## Exercise
Copy the lines exactly as they appear, from the start of the items through the line containing "table-row <box>33 956 688 991</box>".

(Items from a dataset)

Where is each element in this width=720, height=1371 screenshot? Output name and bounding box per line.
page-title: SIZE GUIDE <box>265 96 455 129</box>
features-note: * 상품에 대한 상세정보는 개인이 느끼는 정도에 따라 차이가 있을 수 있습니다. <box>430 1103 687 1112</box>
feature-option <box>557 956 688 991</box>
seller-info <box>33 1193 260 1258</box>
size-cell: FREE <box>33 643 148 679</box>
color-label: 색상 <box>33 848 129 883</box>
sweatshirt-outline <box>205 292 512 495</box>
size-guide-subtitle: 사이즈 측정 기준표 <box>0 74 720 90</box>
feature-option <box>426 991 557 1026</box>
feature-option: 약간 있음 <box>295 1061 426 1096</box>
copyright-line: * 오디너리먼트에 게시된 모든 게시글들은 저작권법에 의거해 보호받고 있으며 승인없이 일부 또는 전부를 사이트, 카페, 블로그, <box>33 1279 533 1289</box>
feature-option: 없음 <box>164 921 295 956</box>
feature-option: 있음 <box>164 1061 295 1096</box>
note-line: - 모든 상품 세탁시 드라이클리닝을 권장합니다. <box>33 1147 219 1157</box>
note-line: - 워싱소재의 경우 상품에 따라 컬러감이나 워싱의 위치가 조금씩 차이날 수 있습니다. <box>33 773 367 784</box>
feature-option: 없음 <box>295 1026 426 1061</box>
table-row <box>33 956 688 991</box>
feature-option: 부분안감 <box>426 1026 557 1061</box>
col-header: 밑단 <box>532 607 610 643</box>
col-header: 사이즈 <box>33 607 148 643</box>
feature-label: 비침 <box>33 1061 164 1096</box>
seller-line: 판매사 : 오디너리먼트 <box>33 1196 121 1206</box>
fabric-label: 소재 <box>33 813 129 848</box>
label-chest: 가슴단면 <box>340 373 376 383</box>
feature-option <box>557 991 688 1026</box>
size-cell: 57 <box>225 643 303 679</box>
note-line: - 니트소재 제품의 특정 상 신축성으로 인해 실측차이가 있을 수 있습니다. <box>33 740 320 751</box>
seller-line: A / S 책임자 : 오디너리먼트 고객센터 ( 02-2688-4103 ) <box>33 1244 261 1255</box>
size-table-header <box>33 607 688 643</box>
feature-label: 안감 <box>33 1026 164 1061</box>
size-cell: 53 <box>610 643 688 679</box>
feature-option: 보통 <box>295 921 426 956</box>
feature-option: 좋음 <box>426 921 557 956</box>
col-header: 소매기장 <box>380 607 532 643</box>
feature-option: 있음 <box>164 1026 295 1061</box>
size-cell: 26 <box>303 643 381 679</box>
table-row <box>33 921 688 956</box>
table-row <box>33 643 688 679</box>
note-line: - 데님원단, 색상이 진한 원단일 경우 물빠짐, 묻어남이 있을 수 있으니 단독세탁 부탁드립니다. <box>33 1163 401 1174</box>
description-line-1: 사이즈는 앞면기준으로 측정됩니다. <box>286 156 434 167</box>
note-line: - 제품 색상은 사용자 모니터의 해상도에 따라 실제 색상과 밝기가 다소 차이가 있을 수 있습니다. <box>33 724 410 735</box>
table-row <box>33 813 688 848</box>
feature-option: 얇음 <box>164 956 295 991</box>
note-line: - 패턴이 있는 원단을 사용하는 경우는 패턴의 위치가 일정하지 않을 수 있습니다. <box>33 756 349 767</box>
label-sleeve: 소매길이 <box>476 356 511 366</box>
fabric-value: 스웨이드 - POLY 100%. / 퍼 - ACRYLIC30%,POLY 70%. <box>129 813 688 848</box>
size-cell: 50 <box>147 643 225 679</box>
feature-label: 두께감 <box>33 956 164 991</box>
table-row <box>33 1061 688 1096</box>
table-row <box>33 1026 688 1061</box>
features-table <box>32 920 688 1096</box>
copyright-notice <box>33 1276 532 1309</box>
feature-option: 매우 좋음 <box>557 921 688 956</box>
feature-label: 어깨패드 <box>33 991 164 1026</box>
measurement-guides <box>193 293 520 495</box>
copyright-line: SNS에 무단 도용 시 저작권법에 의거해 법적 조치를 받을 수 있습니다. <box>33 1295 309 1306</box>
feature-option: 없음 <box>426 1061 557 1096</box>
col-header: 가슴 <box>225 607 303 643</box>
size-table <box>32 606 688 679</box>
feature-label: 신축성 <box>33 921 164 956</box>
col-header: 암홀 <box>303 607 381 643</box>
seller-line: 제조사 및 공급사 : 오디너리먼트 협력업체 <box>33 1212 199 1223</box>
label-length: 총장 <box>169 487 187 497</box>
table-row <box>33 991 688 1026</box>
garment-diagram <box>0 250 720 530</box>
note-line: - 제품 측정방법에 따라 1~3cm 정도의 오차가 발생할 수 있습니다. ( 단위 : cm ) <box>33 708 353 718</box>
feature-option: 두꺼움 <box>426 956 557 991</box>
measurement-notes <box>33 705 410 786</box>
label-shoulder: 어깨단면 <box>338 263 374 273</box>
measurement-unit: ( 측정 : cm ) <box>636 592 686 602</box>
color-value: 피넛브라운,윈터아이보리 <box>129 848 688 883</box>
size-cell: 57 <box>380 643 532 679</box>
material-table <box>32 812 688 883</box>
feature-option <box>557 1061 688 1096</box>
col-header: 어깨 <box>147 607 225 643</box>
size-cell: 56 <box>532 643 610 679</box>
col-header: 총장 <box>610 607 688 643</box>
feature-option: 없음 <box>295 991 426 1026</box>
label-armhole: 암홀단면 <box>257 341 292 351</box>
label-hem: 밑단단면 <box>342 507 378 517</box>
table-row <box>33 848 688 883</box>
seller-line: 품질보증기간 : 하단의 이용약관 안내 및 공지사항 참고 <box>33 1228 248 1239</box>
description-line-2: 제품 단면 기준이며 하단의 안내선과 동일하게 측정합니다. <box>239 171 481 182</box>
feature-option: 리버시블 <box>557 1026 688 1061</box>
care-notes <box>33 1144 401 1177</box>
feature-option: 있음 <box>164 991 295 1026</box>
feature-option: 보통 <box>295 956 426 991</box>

## Final result
Where is each element in this width=720, height=1371 screenshot? Output name and bounding box per line.
page-title: SIZE GUIDE <box>265 96 455 129</box>
features-note: * 상품에 대한 상세정보는 개인이 느끼는 정도에 따라 차이가 있을 수 있습니다. <box>430 1103 687 1112</box>
feature-option <box>557 956 688 991</box>
seller-info <box>33 1193 260 1258</box>
size-cell: FREE <box>33 643 148 679</box>
color-label: 색상 <box>33 848 129 883</box>
sweatshirt-outline <box>205 292 512 495</box>
size-guide-subtitle: 사이즈 측정 기준표 <box>0 74 720 90</box>
feature-option <box>426 991 557 1026</box>
feature-option: 약간 있음 <box>295 1061 426 1096</box>
copyright-line: * 오디너리먼트에 게시된 모든 게시글들은 저작권법에 의거해 보호받고 있으며 승인없이 일부 또는 전부를 사이트, 카페, 블로그, <box>33 1279 533 1289</box>
feature-option: 없음 <box>164 921 295 956</box>
feature-option: 있음 <box>164 1061 295 1096</box>
note-line: - 모든 상품 세탁시 드라이클리닝을 권장합니다. <box>33 1147 219 1157</box>
note-line: - 워싱소재의 경우 상품에 따라 컬러감이나 워싱의 위치가 조금씩 차이날 수 있습니다. <box>33 773 367 784</box>
feature-option: 없음 <box>295 1026 426 1061</box>
table-row <box>33 956 688 991</box>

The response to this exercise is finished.